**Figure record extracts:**

>> Begin

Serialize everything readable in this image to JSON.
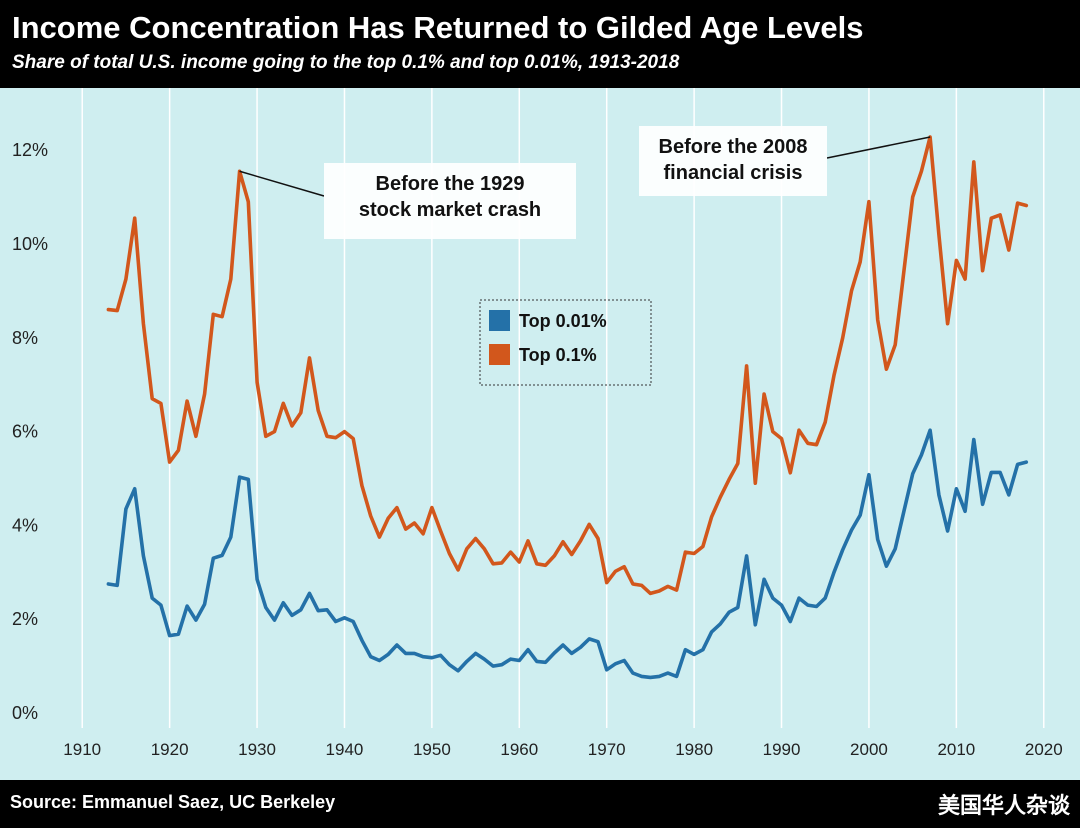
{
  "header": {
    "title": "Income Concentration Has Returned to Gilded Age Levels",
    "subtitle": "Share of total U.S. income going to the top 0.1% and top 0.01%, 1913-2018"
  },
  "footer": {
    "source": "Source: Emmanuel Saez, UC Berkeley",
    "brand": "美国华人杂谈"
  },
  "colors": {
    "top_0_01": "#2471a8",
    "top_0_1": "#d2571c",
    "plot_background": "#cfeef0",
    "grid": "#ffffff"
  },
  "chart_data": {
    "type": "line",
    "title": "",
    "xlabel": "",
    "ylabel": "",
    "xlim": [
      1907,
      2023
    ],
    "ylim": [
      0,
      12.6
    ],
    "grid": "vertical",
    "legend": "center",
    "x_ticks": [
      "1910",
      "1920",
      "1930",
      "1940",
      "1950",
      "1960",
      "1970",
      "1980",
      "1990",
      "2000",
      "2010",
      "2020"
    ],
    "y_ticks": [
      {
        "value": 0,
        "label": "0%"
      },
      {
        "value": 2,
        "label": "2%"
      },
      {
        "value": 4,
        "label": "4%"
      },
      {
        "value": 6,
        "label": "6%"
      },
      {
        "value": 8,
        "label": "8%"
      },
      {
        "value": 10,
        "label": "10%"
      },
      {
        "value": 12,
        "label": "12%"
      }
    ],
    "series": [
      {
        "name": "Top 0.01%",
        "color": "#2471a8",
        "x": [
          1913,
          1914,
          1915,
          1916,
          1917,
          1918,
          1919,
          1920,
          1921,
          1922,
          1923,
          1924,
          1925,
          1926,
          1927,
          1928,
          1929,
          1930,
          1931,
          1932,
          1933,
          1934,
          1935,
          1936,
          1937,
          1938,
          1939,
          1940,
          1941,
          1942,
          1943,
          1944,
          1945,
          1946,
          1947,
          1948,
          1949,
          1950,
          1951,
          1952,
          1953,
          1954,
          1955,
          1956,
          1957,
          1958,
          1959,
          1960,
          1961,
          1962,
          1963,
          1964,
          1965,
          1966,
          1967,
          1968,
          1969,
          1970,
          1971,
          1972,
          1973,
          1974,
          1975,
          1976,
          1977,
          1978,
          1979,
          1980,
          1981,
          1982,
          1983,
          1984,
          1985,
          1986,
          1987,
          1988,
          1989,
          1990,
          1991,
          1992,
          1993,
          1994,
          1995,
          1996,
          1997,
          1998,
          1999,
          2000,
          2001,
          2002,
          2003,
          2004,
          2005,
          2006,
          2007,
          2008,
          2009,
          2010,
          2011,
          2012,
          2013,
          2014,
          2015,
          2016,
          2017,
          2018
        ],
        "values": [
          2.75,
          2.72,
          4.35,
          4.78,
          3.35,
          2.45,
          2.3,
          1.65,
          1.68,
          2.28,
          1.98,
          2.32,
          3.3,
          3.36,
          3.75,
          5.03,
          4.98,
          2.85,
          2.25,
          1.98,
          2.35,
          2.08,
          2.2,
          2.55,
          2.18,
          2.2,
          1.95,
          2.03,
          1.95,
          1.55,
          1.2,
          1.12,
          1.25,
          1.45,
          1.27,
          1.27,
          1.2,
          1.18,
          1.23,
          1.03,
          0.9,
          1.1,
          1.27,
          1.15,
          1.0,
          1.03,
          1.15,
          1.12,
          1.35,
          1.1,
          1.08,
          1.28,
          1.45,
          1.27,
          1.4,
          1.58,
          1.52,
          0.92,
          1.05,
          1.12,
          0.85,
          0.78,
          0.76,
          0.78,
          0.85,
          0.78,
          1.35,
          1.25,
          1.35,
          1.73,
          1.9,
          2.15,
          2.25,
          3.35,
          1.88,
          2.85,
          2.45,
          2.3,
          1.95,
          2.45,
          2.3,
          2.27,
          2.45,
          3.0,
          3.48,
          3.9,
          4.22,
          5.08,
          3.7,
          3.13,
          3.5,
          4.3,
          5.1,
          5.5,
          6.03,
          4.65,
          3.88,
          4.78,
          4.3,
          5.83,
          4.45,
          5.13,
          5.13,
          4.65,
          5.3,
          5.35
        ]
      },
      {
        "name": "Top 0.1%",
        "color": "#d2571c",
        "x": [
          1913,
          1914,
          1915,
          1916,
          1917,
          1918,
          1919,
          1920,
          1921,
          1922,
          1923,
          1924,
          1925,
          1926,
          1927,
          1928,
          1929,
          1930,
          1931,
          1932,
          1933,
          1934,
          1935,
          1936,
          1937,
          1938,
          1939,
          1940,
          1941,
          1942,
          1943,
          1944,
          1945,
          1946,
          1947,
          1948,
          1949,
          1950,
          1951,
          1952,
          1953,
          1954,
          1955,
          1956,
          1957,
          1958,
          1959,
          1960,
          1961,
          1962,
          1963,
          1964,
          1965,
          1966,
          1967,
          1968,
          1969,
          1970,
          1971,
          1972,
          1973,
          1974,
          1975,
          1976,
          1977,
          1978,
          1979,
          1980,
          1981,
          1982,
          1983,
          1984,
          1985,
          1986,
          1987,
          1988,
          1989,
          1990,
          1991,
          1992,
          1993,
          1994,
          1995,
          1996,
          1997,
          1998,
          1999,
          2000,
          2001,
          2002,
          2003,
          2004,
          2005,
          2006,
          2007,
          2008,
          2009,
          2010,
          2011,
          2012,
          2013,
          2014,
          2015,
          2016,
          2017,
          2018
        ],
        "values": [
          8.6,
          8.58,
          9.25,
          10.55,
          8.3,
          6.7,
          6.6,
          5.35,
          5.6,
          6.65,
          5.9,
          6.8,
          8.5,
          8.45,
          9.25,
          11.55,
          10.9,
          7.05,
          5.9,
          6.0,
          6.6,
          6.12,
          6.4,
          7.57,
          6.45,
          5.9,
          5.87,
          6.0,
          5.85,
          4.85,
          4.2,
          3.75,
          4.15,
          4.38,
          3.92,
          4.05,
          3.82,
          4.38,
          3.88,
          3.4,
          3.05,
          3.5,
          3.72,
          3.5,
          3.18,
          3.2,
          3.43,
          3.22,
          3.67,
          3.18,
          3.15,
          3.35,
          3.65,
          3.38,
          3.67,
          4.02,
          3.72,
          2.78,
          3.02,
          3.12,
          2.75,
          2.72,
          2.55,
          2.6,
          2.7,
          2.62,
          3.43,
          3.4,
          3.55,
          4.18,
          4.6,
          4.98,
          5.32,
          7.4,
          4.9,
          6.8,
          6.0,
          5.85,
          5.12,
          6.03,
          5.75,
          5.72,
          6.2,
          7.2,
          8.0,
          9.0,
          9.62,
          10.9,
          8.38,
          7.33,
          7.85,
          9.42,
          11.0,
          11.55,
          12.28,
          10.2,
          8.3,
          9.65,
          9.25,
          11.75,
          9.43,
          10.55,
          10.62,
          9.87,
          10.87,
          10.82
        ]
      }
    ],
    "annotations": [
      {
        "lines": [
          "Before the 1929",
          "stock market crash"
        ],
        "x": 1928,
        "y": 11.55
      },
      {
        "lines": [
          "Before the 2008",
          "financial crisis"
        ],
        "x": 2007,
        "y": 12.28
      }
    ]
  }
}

>> End

**GIVEN INSTRUCTION:**
Copy every entry word for word, but omit the pictures.

**FULL ANSWER:**
Serialize everything readable in this image to JSON.
{
  "header": {
    "title": "Income Concentration Has Returned to Gilded Age Levels",
    "subtitle": "Share of total U.S. income going to the top 0.1% and top 0.01%, 1913-2018"
  },
  "footer": {
    "source": "Source: Emmanuel Saez, UC Berkeley",
    "brand": "美国华人杂谈"
  },
  "colors": {
    "top_0_01": "#2471a8",
    "top_0_1": "#d2571c",
    "plot_background": "#cfeef0",
    "grid": "#ffffff"
  },
  "chart_data": {
    "type": "line",
    "title": "",
    "xlabel": "",
    "ylabel": "",
    "xlim": [
      1907,
      2023
    ],
    "ylim": [
      0,
      12.6
    ],
    "grid": "vertical",
    "legend": "center",
    "x_ticks": [
      "1910",
      "1920",
      "1930",
      "1940",
      "1950",
      "1960",
      "1970",
      "1980",
      "1990",
      "2000",
      "2010",
      "2020"
    ],
    "y_ticks": [
      {
        "value": 0,
        "label": "0%"
      },
      {
        "value": 2,
        "label": "2%"
      },
      {
        "value": 4,
        "label": "4%"
      },
      {
        "value": 6,
        "label": "6%"
      },
      {
        "value": 8,
        "label": "8%"
      },
      {
        "value": 10,
        "label": "10%"
      },
      {
        "value": 12,
        "label": "12%"
      }
    ],
    "series": [
      {
        "name": "Top 0.01%",
        "color": "#2471a8",
        "x": [
          1913,
          1914,
          1915,
          1916,
          1917,
          1918,
          1919,
          1920,
          1921,
          1922,
          1923,
          1924,
          1925,
          1926,
          1927,
          1928,
          1929,
          1930,
          1931,
          1932,
          1933,
          1934,
          1935,
          1936,
          1937,
          1938,
          1939,
          1940,
          1941,
          1942,
          1943,
          1944,
          1945,
          1946,
          1947,
          1948,
          1949,
          1950,
          1951,
          1952,
          1953,
          1954,
          1955,
          1956,
          1957,
          1958,
          1959,
          1960,
          1961,
          1962,
          1963,
          1964,
          1965,
          1966,
          1967,
          1968,
          1969,
          1970,
          1971,
          1972,
          1973,
          1974,
          1975,
          1976,
          1977,
          1978,
          1979,
          1980,
          1981,
          1982,
          1983,
          1984,
          1985,
          1986,
          1987,
          1988,
          1989,
          1990,
          1991,
          1992,
          1993,
          1994,
          1995,
          1996,
          1997,
          1998,
          1999,
          2000,
          2001,
          2002,
          2003,
          2004,
          2005,
          2006,
          2007,
          2008,
          2009,
          2010,
          2011,
          2012,
          2013,
          2014,
          2015,
          2016,
          2017,
          2018
        ],
        "values": [
          2.75,
          2.72,
          4.35,
          4.78,
          3.35,
          2.45,
          2.3,
          1.65,
          1.68,
          2.28,
          1.98,
          2.32,
          3.3,
          3.36,
          3.75,
          5.03,
          4.98,
          2.85,
          2.25,
          1.98,
          2.35,
          2.08,
          2.2,
          2.55,
          2.18,
          2.2,
          1.95,
          2.03,
          1.95,
          1.55,
          1.2,
          1.12,
          1.25,
          1.45,
          1.27,
          1.27,
          1.2,
          1.18,
          1.23,
          1.03,
          0.9,
          1.1,
          1.27,
          1.15,
          1.0,
          1.03,
          1.15,
          1.12,
          1.35,
          1.1,
          1.08,
          1.28,
          1.45,
          1.27,
          1.4,
          1.58,
          1.52,
          0.92,
          1.05,
          1.12,
          0.85,
          0.78,
          0.76,
          0.78,
          0.85,
          0.78,
          1.35,
          1.25,
          1.35,
          1.73,
          1.9,
          2.15,
          2.25,
          3.35,
          1.88,
          2.85,
          2.45,
          2.3,
          1.95,
          2.45,
          2.3,
          2.27,
          2.45,
          3.0,
          3.48,
          3.9,
          4.22,
          5.08,
          3.7,
          3.13,
          3.5,
          4.3,
          5.1,
          5.5,
          6.03,
          4.65,
          3.88,
          4.78,
          4.3,
          5.83,
          4.45,
          5.13,
          5.13,
          4.65,
          5.3,
          5.35
        ]
      },
      {
        "name": "Top 0.1%",
        "color": "#d2571c",
        "x": [
          1913,
          1914,
          1915,
          1916,
          1917,
          1918,
          1919,
          1920,
          1921,
          1922,
          1923,
          1924,
          1925,
          1926,
          1927,
          1928,
          1929,
          1930,
          1931,
          1932,
          1933,
          1934,
          1935,
          1936,
          1937,
          1938,
          1939,
          1940,
          1941,
          1942,
          1943,
          1944,
          1945,
          1946,
          1947,
          1948,
          1949,
          1950,
          1951,
          1952,
          1953,
          1954,
          1955,
          1956,
          1957,
          1958,
          1959,
          1960,
          1961,
          1962,
          1963,
          1964,
          1965,
          1966,
          1967,
          1968,
          1969,
          1970,
          1971,
          1972,
          1973,
          1974,
          1975,
          1976,
          1977,
          1978,
          1979,
          1980,
          1981,
          1982,
          1983,
          1984,
          1985,
          1986,
          1987,
          1988,
          1989,
          1990,
          1991,
          1992,
          1993,
          1994,
          1995,
          1996,
          1997,
          1998,
          1999,
          2000,
          2001,
          2002,
          2003,
          2004,
          2005,
          2006,
          2007,
          2008,
          2009,
          2010,
          2011,
          2012,
          2013,
          2014,
          2015,
          2016,
          2017,
          2018
        ],
        "values": [
          8.6,
          8.58,
          9.25,
          10.55,
          8.3,
          6.7,
          6.6,
          5.35,
          5.6,
          6.65,
          5.9,
          6.8,
          8.5,
          8.45,
          9.25,
          11.55,
          10.9,
          7.05,
          5.9,
          6.0,
          6.6,
          6.12,
          6.4,
          7.57,
          6.45,
          5.9,
          5.87,
          6.0,
          5.85,
          4.85,
          4.2,
          3.75,
          4.15,
          4.38,
          3.92,
          4.05,
          3.82,
          4.38,
          3.88,
          3.4,
          3.05,
          3.5,
          3.72,
          3.5,
          3.18,
          3.2,
          3.43,
          3.22,
          3.67,
          3.18,
          3.15,
          3.35,
          3.65,
          3.38,
          3.67,
          4.02,
          3.72,
          2.78,
          3.02,
          3.12,
          2.75,
          2.72,
          2.55,
          2.6,
          2.7,
          2.62,
          3.43,
          3.4,
          3.55,
          4.18,
          4.6,
          4.98,
          5.32,
          7.4,
          4.9,
          6.8,
          6.0,
          5.85,
          5.12,
          6.03,
          5.75,
          5.72,
          6.2,
          7.2,
          8.0,
          9.0,
          9.62,
          10.9,
          8.38,
          7.33,
          7.85,
          9.42,
          11.0,
          11.55,
          12.28,
          10.2,
          8.3,
          9.65,
          9.25,
          11.75,
          9.43,
          10.55,
          10.62,
          9.87,
          10.87,
          10.82
        ]
      }
    ],
    "annotations": [
      {
        "lines": [
          "Before the 1929",
          "stock market crash"
        ],
        "x": 1928,
        "y": 11.55
      },
      {
        "lines": [
          "Before the 2008",
          "financial crisis"
        ],
        "x": 2007,
        "y": 12.28
      }
    ]
  }
}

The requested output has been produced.